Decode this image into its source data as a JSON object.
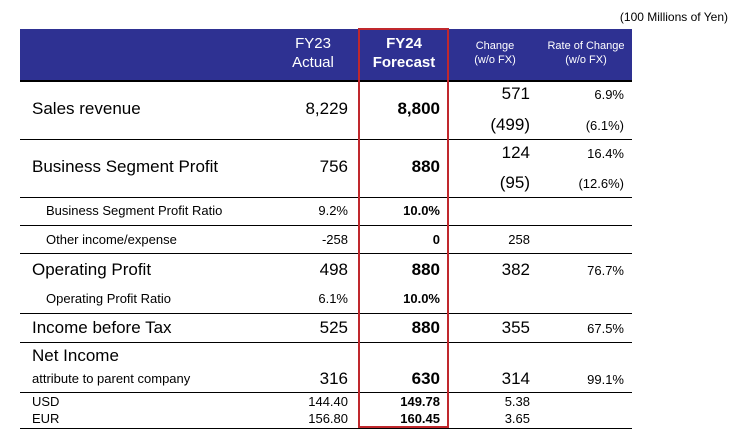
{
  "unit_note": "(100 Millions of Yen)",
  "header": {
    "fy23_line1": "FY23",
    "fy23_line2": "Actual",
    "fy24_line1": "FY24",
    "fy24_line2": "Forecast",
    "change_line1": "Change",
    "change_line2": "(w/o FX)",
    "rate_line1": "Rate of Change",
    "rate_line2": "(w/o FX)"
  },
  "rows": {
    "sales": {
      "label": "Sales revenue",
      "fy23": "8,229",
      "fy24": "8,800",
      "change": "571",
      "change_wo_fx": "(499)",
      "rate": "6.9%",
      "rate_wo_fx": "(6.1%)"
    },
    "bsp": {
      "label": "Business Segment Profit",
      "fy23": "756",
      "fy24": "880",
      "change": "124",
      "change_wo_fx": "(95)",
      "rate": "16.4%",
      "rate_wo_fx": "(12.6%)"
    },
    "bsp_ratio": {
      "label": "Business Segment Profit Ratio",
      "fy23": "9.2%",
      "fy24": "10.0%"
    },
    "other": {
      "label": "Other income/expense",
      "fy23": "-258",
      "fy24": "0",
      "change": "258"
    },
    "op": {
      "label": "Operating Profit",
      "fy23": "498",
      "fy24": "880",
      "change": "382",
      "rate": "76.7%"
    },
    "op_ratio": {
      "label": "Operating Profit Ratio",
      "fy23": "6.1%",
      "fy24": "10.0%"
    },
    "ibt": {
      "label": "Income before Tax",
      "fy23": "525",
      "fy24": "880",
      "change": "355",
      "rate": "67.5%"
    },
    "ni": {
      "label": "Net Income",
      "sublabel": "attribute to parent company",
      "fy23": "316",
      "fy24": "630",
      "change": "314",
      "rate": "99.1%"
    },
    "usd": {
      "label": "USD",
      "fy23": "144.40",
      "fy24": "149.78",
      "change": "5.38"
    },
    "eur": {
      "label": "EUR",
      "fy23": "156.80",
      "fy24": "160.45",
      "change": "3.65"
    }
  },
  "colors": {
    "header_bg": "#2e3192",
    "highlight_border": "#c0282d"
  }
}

Goal.
Reproduce the entries above without change, omitting all pictures.

Exercise answer.
Decode this image into its source data as a JSON object.
{
  "unit_note": "(100 Millions of Yen)",
  "header": {
    "fy23_line1": "FY23",
    "fy23_line2": "Actual",
    "fy24_line1": "FY24",
    "fy24_line2": "Forecast",
    "change_line1": "Change",
    "change_line2": "(w/o FX)",
    "rate_line1": "Rate of Change",
    "rate_line2": "(w/o FX)"
  },
  "rows": {
    "sales": {
      "label": "Sales revenue",
      "fy23": "8,229",
      "fy24": "8,800",
      "change": "571",
      "change_wo_fx": "(499)",
      "rate": "6.9%",
      "rate_wo_fx": "(6.1%)"
    },
    "bsp": {
      "label": "Business Segment Profit",
      "fy23": "756",
      "fy24": "880",
      "change": "124",
      "change_wo_fx": "(95)",
      "rate": "16.4%",
      "rate_wo_fx": "(12.6%)"
    },
    "bsp_ratio": {
      "label": "Business Segment Profit Ratio",
      "fy23": "9.2%",
      "fy24": "10.0%"
    },
    "other": {
      "label": "Other income/expense",
      "fy23": "-258",
      "fy24": "0",
      "change": "258"
    },
    "op": {
      "label": "Operating Profit",
      "fy23": "498",
      "fy24": "880",
      "change": "382",
      "rate": "76.7%"
    },
    "op_ratio": {
      "label": "Operating Profit Ratio",
      "fy23": "6.1%",
      "fy24": "10.0%"
    },
    "ibt": {
      "label": "Income before Tax",
      "fy23": "525",
      "fy24": "880",
      "change": "355",
      "rate": "67.5%"
    },
    "ni": {
      "label": "Net Income",
      "sublabel": "attribute to parent company",
      "fy23": "316",
      "fy24": "630",
      "change": "314",
      "rate": "99.1%"
    },
    "usd": {
      "label": "USD",
      "fy23": "144.40",
      "fy24": "149.78",
      "change": "5.38"
    },
    "eur": {
      "label": "EUR",
      "fy23": "156.80",
      "fy24": "160.45",
      "change": "3.65"
    }
  },
  "colors": {
    "header_bg": "#2e3192",
    "highlight_border": "#c0282d"
  }
}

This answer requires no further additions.